■ **What the task requires**
Select from the data all lines with the word "площа".

┌──

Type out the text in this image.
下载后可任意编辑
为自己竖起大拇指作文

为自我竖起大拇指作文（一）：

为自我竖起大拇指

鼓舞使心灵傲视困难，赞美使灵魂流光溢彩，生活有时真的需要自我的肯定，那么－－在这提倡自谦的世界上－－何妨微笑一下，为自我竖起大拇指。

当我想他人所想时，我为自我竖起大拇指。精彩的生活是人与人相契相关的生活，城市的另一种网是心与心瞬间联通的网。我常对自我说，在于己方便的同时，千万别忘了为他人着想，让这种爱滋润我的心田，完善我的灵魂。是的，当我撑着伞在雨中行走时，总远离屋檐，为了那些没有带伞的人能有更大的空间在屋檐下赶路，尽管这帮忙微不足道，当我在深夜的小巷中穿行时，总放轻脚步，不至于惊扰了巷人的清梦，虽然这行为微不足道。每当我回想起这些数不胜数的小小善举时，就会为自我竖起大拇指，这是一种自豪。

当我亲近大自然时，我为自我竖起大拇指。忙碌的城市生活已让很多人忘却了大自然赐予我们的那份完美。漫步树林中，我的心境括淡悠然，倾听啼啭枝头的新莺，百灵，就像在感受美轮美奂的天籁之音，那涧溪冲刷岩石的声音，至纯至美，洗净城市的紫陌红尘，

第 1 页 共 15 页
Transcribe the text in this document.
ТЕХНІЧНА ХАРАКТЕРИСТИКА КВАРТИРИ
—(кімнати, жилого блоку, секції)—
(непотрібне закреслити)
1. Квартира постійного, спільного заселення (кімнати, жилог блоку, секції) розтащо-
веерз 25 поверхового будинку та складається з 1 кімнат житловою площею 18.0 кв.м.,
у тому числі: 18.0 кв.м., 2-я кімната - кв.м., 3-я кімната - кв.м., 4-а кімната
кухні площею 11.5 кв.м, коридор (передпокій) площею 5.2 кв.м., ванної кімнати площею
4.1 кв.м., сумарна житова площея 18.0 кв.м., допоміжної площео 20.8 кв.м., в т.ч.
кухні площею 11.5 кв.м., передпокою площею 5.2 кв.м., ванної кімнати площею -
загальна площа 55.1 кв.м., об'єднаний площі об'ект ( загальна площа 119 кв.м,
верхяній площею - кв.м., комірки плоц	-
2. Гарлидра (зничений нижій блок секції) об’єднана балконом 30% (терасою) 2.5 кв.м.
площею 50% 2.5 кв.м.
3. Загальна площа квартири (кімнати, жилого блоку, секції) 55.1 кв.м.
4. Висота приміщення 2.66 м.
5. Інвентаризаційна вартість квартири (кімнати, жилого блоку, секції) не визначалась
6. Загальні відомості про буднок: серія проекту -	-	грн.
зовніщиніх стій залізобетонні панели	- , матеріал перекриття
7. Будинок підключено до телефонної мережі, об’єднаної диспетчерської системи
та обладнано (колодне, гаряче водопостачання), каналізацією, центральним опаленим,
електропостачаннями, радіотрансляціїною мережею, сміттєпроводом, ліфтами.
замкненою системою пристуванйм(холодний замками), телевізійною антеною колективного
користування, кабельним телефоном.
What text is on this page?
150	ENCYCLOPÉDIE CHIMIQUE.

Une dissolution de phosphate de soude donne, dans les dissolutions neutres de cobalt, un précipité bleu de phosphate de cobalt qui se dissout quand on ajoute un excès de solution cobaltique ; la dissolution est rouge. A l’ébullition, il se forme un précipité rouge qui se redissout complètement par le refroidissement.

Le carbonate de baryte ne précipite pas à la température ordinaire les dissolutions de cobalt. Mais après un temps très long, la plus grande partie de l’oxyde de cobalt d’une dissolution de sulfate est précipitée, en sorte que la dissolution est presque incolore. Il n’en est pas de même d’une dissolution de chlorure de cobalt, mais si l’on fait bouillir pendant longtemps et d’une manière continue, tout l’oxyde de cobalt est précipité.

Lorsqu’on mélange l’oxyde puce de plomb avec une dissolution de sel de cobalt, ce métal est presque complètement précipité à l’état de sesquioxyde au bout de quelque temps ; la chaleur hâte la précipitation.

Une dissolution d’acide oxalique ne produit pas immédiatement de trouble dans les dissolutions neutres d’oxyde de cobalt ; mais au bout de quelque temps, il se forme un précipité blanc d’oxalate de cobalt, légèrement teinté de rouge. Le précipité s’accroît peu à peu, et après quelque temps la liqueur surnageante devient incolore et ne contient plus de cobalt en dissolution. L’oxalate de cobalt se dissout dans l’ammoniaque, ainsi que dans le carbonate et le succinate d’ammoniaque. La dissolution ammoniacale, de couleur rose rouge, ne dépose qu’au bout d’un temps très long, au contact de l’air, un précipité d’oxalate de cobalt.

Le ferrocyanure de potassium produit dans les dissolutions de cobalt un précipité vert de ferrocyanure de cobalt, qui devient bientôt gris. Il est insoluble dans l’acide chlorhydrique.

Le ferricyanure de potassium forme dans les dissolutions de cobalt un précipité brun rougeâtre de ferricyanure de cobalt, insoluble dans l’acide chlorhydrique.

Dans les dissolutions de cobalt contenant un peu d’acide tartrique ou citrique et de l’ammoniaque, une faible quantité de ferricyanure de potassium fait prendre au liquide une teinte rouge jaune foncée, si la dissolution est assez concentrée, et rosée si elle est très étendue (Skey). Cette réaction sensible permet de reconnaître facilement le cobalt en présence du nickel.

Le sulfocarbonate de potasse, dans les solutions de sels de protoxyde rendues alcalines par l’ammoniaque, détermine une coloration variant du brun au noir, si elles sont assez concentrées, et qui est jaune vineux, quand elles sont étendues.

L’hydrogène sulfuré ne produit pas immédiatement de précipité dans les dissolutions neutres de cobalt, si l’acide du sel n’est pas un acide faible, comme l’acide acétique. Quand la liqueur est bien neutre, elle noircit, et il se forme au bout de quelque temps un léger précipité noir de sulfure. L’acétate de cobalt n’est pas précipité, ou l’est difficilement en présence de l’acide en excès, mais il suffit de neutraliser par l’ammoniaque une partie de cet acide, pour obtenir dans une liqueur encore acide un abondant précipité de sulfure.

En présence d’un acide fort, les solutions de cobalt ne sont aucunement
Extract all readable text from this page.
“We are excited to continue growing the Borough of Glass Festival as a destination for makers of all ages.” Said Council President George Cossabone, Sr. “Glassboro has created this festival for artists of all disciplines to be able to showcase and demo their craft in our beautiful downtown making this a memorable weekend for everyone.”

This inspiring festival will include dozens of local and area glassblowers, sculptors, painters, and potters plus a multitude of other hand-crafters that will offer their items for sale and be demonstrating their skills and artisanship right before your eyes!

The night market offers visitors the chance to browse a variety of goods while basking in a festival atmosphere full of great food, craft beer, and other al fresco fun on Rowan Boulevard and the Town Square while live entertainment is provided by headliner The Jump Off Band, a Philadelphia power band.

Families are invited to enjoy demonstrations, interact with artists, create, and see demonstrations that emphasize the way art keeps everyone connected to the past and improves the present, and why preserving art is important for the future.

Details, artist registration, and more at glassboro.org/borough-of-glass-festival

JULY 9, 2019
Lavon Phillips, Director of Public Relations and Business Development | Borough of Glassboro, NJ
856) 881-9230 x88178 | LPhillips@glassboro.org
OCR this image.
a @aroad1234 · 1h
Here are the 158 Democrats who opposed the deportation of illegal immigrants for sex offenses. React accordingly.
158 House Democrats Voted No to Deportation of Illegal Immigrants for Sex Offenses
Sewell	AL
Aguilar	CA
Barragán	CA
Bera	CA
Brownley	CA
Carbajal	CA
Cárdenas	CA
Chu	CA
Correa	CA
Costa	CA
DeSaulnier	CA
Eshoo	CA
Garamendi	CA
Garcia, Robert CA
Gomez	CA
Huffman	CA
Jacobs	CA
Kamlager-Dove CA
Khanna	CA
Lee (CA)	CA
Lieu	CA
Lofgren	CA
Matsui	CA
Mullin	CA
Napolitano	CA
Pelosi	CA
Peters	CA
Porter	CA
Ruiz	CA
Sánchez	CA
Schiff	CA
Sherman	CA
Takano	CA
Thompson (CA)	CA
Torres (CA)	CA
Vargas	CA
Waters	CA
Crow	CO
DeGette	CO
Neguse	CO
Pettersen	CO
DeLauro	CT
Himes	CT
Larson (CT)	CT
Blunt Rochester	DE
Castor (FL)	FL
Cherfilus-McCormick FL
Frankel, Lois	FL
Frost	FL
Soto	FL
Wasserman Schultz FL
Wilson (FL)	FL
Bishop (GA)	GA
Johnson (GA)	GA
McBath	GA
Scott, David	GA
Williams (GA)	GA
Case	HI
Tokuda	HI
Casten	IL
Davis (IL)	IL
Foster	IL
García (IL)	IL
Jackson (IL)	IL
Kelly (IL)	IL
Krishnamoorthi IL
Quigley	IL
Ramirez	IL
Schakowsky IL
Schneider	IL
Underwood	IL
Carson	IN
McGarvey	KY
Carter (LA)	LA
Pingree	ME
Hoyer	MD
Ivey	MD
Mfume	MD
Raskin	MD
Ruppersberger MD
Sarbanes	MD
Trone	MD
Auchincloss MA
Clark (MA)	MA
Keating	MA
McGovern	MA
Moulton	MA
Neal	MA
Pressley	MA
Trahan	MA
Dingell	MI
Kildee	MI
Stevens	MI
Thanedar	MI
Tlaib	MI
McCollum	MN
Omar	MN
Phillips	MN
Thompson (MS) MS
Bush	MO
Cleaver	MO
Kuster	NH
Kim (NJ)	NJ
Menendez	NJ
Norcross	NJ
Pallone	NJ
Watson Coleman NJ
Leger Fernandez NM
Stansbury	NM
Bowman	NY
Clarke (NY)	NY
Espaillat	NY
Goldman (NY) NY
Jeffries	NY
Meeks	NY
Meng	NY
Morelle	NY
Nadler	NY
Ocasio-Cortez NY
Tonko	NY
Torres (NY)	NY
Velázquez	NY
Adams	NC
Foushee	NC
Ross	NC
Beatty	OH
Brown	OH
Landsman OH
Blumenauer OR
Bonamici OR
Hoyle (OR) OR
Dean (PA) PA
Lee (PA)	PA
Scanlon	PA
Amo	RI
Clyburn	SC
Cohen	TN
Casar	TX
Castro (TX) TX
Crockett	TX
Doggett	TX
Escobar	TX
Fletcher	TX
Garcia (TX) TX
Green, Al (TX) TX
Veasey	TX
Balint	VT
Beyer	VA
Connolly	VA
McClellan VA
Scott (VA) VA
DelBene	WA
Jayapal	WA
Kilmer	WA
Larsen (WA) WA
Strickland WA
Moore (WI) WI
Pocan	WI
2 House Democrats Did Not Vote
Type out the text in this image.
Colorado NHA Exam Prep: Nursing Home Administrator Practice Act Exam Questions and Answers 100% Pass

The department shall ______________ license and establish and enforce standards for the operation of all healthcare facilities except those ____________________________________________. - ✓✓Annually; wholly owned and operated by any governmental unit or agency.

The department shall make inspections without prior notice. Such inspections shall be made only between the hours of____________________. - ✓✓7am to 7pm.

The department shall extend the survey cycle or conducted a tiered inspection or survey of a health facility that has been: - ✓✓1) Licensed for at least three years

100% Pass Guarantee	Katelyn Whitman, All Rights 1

└──

■ **Finished task**
загальна площа 55.1 кв.м., об'єднаний площі об'ект ( загальна площа 119 кв.м,
3. Загальна площа квартири (кімнати, жилого блоку, секції) 55.1 кв.м.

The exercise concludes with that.